▶ TASK DESCRIPTION
From the listing below, extract every line containing "title".
[start INPUT]
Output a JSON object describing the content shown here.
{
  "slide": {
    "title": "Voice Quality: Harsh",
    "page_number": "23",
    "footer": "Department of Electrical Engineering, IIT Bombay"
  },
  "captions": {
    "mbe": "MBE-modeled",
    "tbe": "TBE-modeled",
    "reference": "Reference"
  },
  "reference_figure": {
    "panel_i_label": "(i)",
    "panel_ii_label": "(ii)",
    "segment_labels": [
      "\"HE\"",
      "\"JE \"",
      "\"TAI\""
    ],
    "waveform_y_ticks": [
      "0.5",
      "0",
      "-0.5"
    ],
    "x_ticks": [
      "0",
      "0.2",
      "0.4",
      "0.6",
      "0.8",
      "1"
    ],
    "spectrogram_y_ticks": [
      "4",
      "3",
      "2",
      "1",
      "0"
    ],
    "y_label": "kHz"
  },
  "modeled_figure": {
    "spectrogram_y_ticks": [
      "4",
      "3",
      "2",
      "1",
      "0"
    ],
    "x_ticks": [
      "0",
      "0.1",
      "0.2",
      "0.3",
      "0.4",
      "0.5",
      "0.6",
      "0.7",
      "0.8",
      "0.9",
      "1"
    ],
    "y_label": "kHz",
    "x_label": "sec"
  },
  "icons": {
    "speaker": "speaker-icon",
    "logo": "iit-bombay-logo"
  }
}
[end INPUT]
[start INPUT]
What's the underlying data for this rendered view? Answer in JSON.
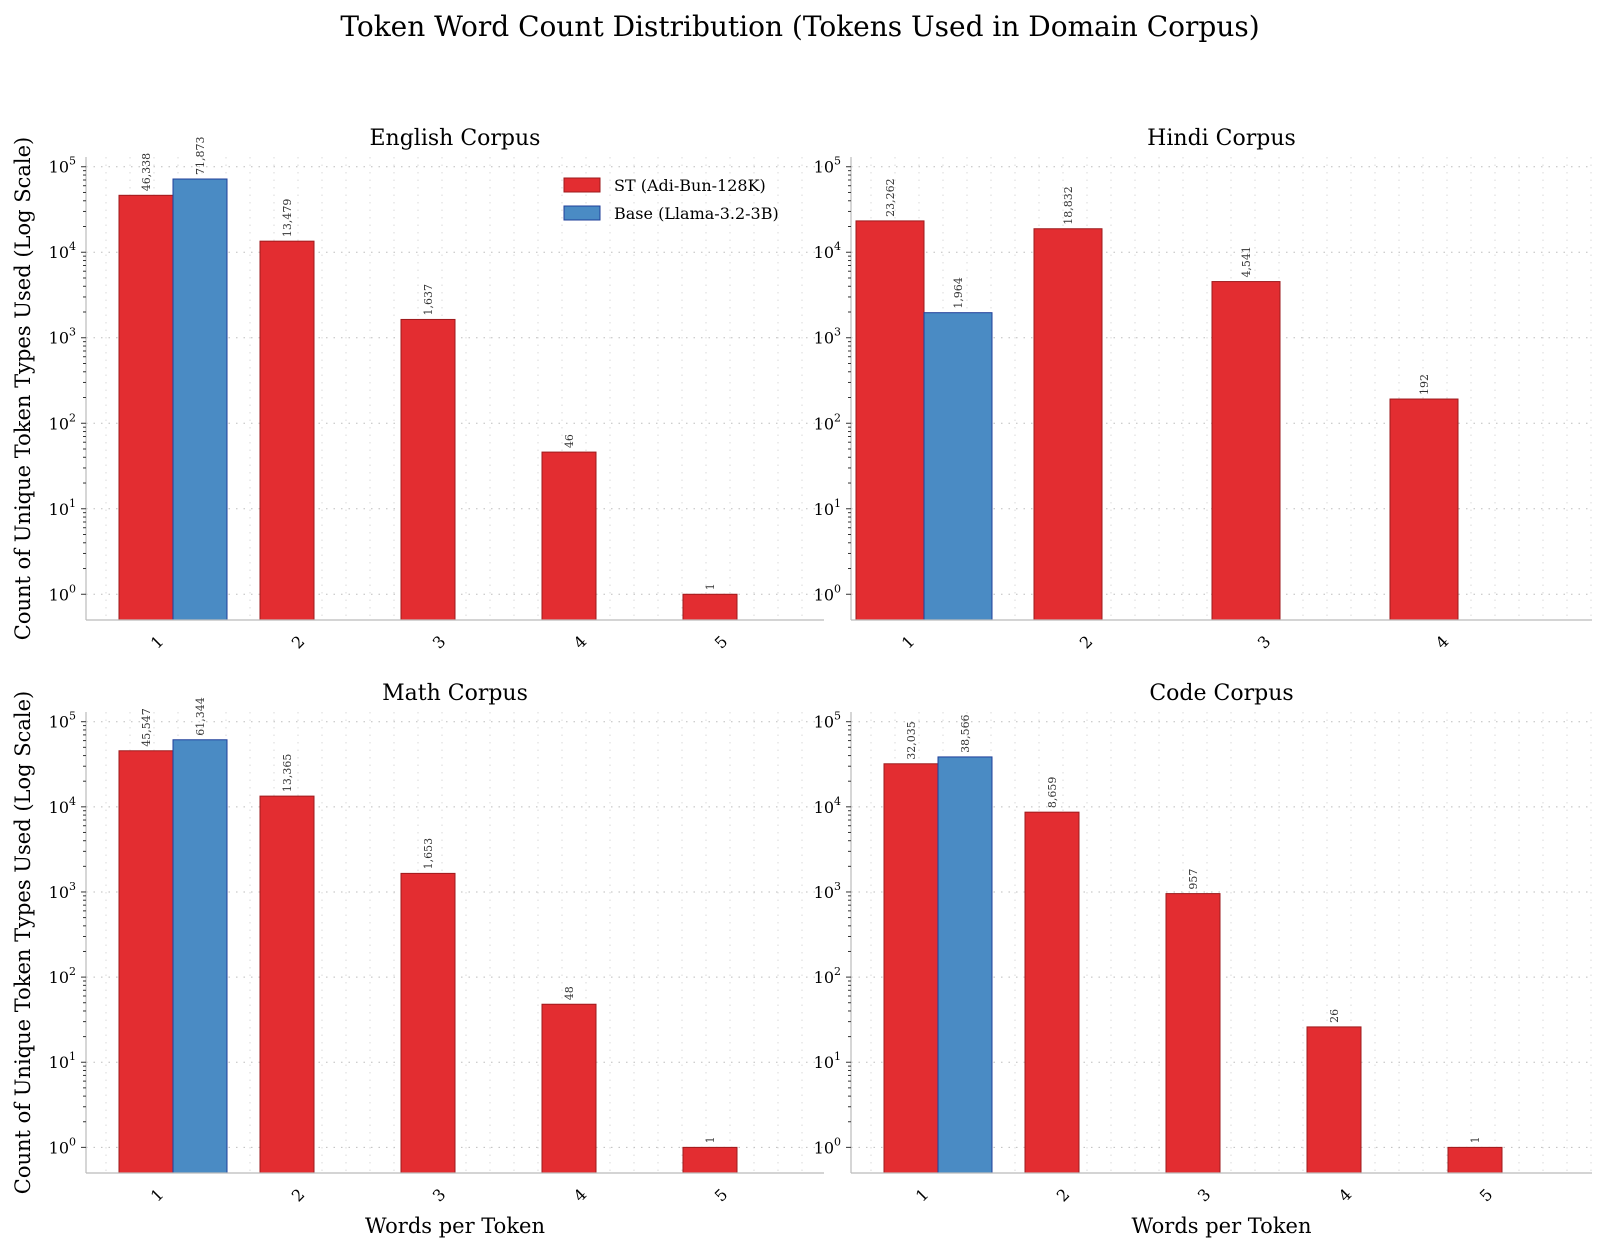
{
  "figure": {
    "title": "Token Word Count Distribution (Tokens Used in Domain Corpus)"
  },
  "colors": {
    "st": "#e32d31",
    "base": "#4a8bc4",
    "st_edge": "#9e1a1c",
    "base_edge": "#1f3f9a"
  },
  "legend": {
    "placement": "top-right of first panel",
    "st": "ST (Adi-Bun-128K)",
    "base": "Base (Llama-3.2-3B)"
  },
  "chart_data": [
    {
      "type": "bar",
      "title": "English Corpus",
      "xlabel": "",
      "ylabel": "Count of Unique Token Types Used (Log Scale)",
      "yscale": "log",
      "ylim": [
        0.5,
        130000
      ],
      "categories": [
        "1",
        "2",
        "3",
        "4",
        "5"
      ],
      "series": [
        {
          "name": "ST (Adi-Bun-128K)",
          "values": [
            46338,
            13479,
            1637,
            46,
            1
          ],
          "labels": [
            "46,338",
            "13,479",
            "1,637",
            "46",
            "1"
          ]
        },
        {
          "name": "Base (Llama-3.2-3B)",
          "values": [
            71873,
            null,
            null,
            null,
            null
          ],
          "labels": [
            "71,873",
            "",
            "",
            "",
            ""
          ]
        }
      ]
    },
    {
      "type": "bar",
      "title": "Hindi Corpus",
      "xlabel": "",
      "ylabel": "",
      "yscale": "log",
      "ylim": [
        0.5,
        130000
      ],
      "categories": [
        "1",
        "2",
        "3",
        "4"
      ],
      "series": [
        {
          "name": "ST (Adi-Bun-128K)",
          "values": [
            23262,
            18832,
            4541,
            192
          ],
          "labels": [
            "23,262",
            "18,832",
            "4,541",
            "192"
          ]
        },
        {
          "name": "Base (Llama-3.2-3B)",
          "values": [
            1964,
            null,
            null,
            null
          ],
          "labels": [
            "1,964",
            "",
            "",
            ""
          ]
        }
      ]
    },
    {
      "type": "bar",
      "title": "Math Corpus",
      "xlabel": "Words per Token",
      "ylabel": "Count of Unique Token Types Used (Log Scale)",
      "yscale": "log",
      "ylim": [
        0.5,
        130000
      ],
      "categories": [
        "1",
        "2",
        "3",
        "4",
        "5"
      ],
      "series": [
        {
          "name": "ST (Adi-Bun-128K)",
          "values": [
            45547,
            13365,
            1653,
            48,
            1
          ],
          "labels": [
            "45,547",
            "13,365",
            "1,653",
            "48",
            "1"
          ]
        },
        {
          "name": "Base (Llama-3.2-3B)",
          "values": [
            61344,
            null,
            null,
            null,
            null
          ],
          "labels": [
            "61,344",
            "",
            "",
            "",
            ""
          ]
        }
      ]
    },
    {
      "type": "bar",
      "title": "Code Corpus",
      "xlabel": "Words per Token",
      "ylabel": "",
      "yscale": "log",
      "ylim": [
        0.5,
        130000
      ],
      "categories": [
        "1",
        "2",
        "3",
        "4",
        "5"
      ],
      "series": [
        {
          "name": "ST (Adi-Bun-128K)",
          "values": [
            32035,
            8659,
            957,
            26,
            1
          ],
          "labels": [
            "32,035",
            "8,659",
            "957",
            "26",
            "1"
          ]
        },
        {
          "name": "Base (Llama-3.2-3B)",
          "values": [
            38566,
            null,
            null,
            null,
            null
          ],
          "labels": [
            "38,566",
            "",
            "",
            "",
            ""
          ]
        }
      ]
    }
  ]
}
[end INPUT]
▶ EXERCISE OUTPUT
    "title": "Voice Quality: Harsh",
    "title": "Token Word Count Distribution (Tokens Used in Domain Corpus)"
      "title": "English Corpus",
      "title": "Hindi Corpus",
      "title": "Math Corpus",
      "title": "Code Corpus",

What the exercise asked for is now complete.